-- START OF Data listing --

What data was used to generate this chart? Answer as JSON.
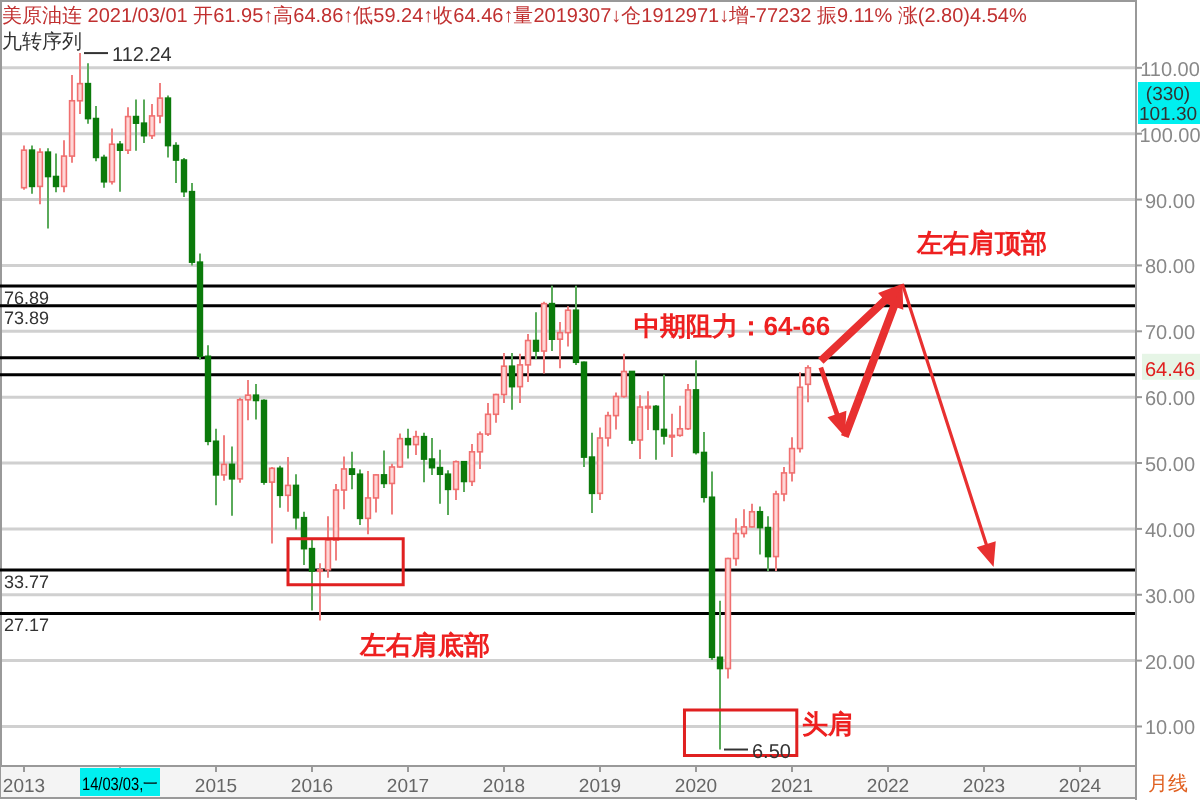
{
  "chart_data": {
    "type": "candlestick",
    "title": "美原油连 2021/03/01 开61.95↑高64.86↑低59.24↑收64.46↑量2019307↓仓1912971↓增-77232 振9.11% 涨(2.80)4.54%",
    "subtitle": "九转序列",
    "x": [
      "2013-01",
      "2013-02",
      "2013-03",
      "2013-04",
      "2013-05",
      "2013-06",
      "2013-07",
      "2013-08",
      "2013-09",
      "2013-10",
      "2013-11",
      "2013-12",
      "2014-01",
      "2014-02",
      "2014-03",
      "2014-04",
      "2014-05",
      "2014-06",
      "2014-07",
      "2014-08",
      "2014-09",
      "2014-10",
      "2014-11",
      "2014-12",
      "2015-01",
      "2015-02",
      "2015-03",
      "2015-04",
      "2015-05",
      "2015-06",
      "2015-07",
      "2015-08",
      "2015-09",
      "2015-10",
      "2015-11",
      "2015-12",
      "2016-01",
      "2016-02",
      "2016-03",
      "2016-04",
      "2016-05",
      "2016-06",
      "2016-07",
      "2016-08",
      "2016-09",
      "2016-10",
      "2016-11",
      "2016-12",
      "2017-01",
      "2017-02",
      "2017-03",
      "2017-04",
      "2017-05",
      "2017-06",
      "2017-07",
      "2017-08",
      "2017-09",
      "2017-10",
      "2017-11",
      "2017-12",
      "2018-01",
      "2018-02",
      "2018-03",
      "2018-04",
      "2018-05",
      "2018-06",
      "2018-07",
      "2018-08",
      "2018-09",
      "2018-10",
      "2018-11",
      "2018-12",
      "2019-01",
      "2019-02",
      "2019-03",
      "2019-04",
      "2019-05",
      "2019-06",
      "2019-07",
      "2019-08",
      "2019-09",
      "2019-10",
      "2019-11",
      "2019-12",
      "2020-01",
      "2020-02",
      "2020-03",
      "2020-04",
      "2020-05",
      "2020-06",
      "2020-07",
      "2020-08",
      "2020-09",
      "2020-10",
      "2020-11",
      "2020-12",
      "2021-01",
      "2021-02",
      "2021-03"
    ],
    "ohlc": [
      [
        91.8,
        98.2,
        91.5,
        97.5
      ],
      [
        97.5,
        98.2,
        90.9,
        92.0
      ],
      [
        92.0,
        97.8,
        89.3,
        97.2
      ],
      [
        97.2,
        97.8,
        85.6,
        93.5
      ],
      [
        93.5,
        97.0,
        91.1,
        92.0
      ],
      [
        92.0,
        99.0,
        91.1,
        96.6
      ],
      [
        96.6,
        108.9,
        95.6,
        105.0
      ],
      [
        105.0,
        112.24,
        103.0,
        107.6
      ],
      [
        107.6,
        110.7,
        101.5,
        102.3
      ],
      [
        102.3,
        104.2,
        95.8,
        96.4
      ],
      [
        96.4,
        96.8,
        91.8,
        92.7
      ],
      [
        92.7,
        100.8,
        92.3,
        98.4
      ],
      [
        98.4,
        98.9,
        91.2,
        97.5
      ],
      [
        97.5,
        104.0,
        96.9,
        102.6
      ],
      [
        102.6,
        105.2,
        97.4,
        101.6
      ],
      [
        101.6,
        105.2,
        98.6,
        99.7
      ],
      [
        99.7,
        104.5,
        99.2,
        102.7
      ],
      [
        102.7,
        107.7,
        101.6,
        105.4
      ],
      [
        105.4,
        105.8,
        96.4,
        98.2
      ],
      [
        98.2,
        98.7,
        92.5,
        96.0
      ],
      [
        96.0,
        96.3,
        90.4,
        91.2
      ],
      [
        91.2,
        92.5,
        80.0,
        80.5
      ],
      [
        80.5,
        81.8,
        65.7,
        66.2
      ],
      [
        66.2,
        67.9,
        52.7,
        53.3
      ],
      [
        53.3,
        55.2,
        43.6,
        48.2
      ],
      [
        48.2,
        54.2,
        47.3,
        49.8
      ],
      [
        49.8,
        52.5,
        42.0,
        47.6
      ],
      [
        47.6,
        59.9,
        47.0,
        59.6
      ],
      [
        59.6,
        62.6,
        56.5,
        60.3
      ],
      [
        60.3,
        62.0,
        56.6,
        59.5
      ],
      [
        59.5,
        59.7,
        46.7,
        47.1
      ],
      [
        47.1,
        49.4,
        37.8,
        49.2
      ],
      [
        49.2,
        49.6,
        43.2,
        45.1
      ],
      [
        45.1,
        50.9,
        42.6,
        46.6
      ],
      [
        46.6,
        48.3,
        39.9,
        41.7
      ],
      [
        41.7,
        42.6,
        34.5,
        37.0
      ],
      [
        37.0,
        38.4,
        27.6,
        33.6
      ],
      [
        33.6,
        34.8,
        26.1,
        33.8
      ],
      [
        33.8,
        41.9,
        32.6,
        38.3
      ],
      [
        38.3,
        46.8,
        35.2,
        45.9
      ],
      [
        45.9,
        51.0,
        43.0,
        49.1
      ],
      [
        49.1,
        51.7,
        46.0,
        48.3
      ],
      [
        48.3,
        49.0,
        40.6,
        41.6
      ],
      [
        41.6,
        48.8,
        39.2,
        44.7
      ],
      [
        44.7,
        48.3,
        42.5,
        48.2
      ],
      [
        48.2,
        51.9,
        46.2,
        46.9
      ],
      [
        46.9,
        49.9,
        42.2,
        49.4
      ],
      [
        49.4,
        54.5,
        49.3,
        53.7
      ],
      [
        53.7,
        55.2,
        50.7,
        52.8
      ],
      [
        52.8,
        54.9,
        51.2,
        54.0
      ],
      [
        54.0,
        54.6,
        47.1,
        50.6
      ],
      [
        50.6,
        53.8,
        48.2,
        49.3
      ],
      [
        49.3,
        52.0,
        43.8,
        48.3
      ],
      [
        48.3,
        48.9,
        42.1,
        46.0
      ],
      [
        46.0,
        50.4,
        44.4,
        50.2
      ],
      [
        50.2,
        50.3,
        45.6,
        47.2
      ],
      [
        47.2,
        52.9,
        46.5,
        51.7
      ],
      [
        51.7,
        54.8,
        49.1,
        54.4
      ],
      [
        54.4,
        59.1,
        54.1,
        57.4
      ],
      [
        57.4,
        60.5,
        56.1,
        60.4
      ],
      [
        60.4,
        66.7,
        59.1,
        64.7
      ],
      [
        64.7,
        66.7,
        58.1,
        61.6
      ],
      [
        61.6,
        66.6,
        59.1,
        64.9
      ],
      [
        64.9,
        69.6,
        62.3,
        68.6
      ],
      [
        68.6,
        72.9,
        65.8,
        67.0
      ],
      [
        67.0,
        74.5,
        63.6,
        74.2
      ],
      [
        74.2,
        76.9,
        67.0,
        68.8
      ],
      [
        68.8,
        71.4,
        64.4,
        69.8
      ],
      [
        69.8,
        73.8,
        67.7,
        73.2
      ],
      [
        73.2,
        76.9,
        64.9,
        65.3
      ],
      [
        65.3,
        65.4,
        49.4,
        50.9
      ],
      [
        50.9,
        54.6,
        42.4,
        45.4
      ],
      [
        45.4,
        55.4,
        44.4,
        53.8
      ],
      [
        53.8,
        57.8,
        52.5,
        57.2
      ],
      [
        57.2,
        60.7,
        55.1,
        60.1
      ],
      [
        60.1,
        66.6,
        59.9,
        63.9
      ],
      [
        63.9,
        63.9,
        52.9,
        53.5
      ],
      [
        53.5,
        60.3,
        50.6,
        58.5
      ],
      [
        58.5,
        60.9,
        55.0,
        58.6
      ],
      [
        58.6,
        58.8,
        50.5,
        55.1
      ],
      [
        55.1,
        63.4,
        52.8,
        54.1
      ],
      [
        54.1,
        57.5,
        50.9,
        54.2
      ],
      [
        54.2,
        58.7,
        54.0,
        55.2
      ],
      [
        55.2,
        62.0,
        55.0,
        61.1
      ],
      [
        61.1,
        65.6,
        51.3,
        51.6
      ],
      [
        51.6,
        54.7,
        44.0,
        44.8
      ],
      [
        44.8,
        48.7,
        20.1,
        20.5
      ],
      [
        20.5,
        29.1,
        6.5,
        18.8
      ],
      [
        18.8,
        35.6,
        17.3,
        35.5
      ],
      [
        35.5,
        41.6,
        34.4,
        39.3
      ],
      [
        39.3,
        43.0,
        38.7,
        40.3
      ],
      [
        40.3,
        43.8,
        40.2,
        42.6
      ],
      [
        42.6,
        43.4,
        36.1,
        40.2
      ],
      [
        40.2,
        41.9,
        33.6,
        35.8
      ],
      [
        35.8,
        45.8,
        33.6,
        45.3
      ],
      [
        45.3,
        49.4,
        44.2,
        48.5
      ],
      [
        48.5,
        53.9,
        47.2,
        52.2
      ],
      [
        52.2,
        63.8,
        51.6,
        61.5
      ],
      [
        61.95,
        64.86,
        59.24,
        64.46
      ]
    ],
    "xlim": [
      "2012-10",
      "2024-08"
    ],
    "xticks": [
      {
        "value": "2013",
        "label": "2013"
      },
      {
        "value": "2014",
        "label": null
      },
      {
        "value": "2015",
        "label": "2015"
      },
      {
        "value": "2016",
        "label": "2016"
      },
      {
        "value": "2017",
        "label": "2017"
      },
      {
        "value": "2018",
        "label": "2018"
      },
      {
        "value": "2019",
        "label": "2019"
      },
      {
        "value": "2020",
        "label": "2020"
      },
      {
        "value": "2021",
        "label": "2021"
      },
      {
        "value": "2022",
        "label": "2022"
      },
      {
        "value": "2023",
        "label": "2023"
      },
      {
        "value": "2024",
        "label": "2024"
      }
    ],
    "ylim": [
      4,
      120.3
    ],
    "yticks": [
      {
        "value": 10,
        "label": "10.00"
      },
      {
        "value": 20,
        "label": "20.00"
      },
      {
        "value": 30,
        "label": "30.00"
      },
      {
        "value": 40,
        "label": "40.00"
      },
      {
        "value": 50,
        "label": "50.00"
      },
      {
        "value": 60,
        "label": "60.00"
      },
      {
        "value": 70,
        "label": "70.00"
      },
      {
        "value": 80,
        "label": "80.00"
      },
      {
        "value": 90,
        "label": "90.00"
      },
      {
        "value": 100,
        "label": "100.00"
      },
      {
        "value": 110,
        "label": "110.00"
      }
    ],
    "grid": "y",
    "ref_lines": [
      {
        "axis": "y",
        "value": 76.89,
        "label": "76.89",
        "color": "#000000"
      },
      {
        "axis": "y",
        "value": 73.89,
        "label": "73.89",
        "color": "#000000"
      },
      {
        "axis": "y",
        "value": 66,
        "label": null,
        "color": "#000000"
      },
      {
        "axis": "y",
        "value": 63.4,
        "label": null,
        "color": "#000000"
      },
      {
        "axis": "y",
        "value": 33.77,
        "label": "33.77",
        "color": "#000000"
      },
      {
        "axis": "y",
        "value": 27.17,
        "label": "27.17",
        "color": "#000000"
      }
    ],
    "annotations": [
      {
        "text": "112.24",
        "x": "2013-08",
        "y": 112.24
      },
      {
        "text": "6.50",
        "x": "2020-04",
        "y": 6.5
      },
      "中期阻力：64-66",
      "左右肩顶部",
      "左右肩底部",
      "头肩",
      "64.46",
      "(330)",
      "101.30",
      "14/03/03,一",
      "月线"
    ]
  }
}
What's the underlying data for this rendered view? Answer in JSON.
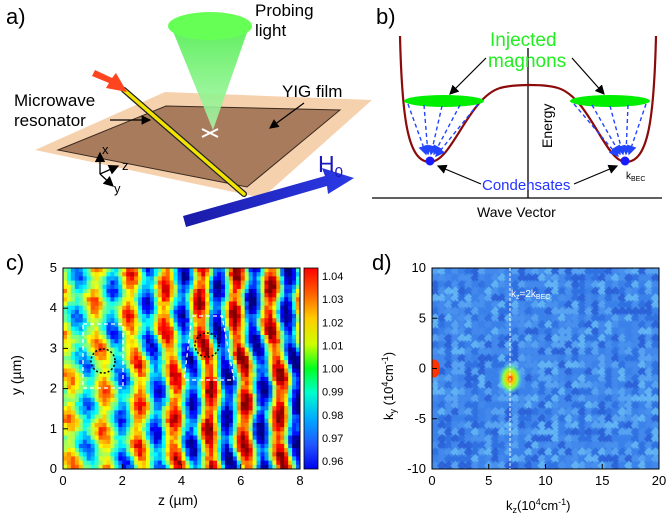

-- END OF Data listing --

■ Your goal
Find how many lines in the listing hold "this", and reply with that number only.

■ Expected output
2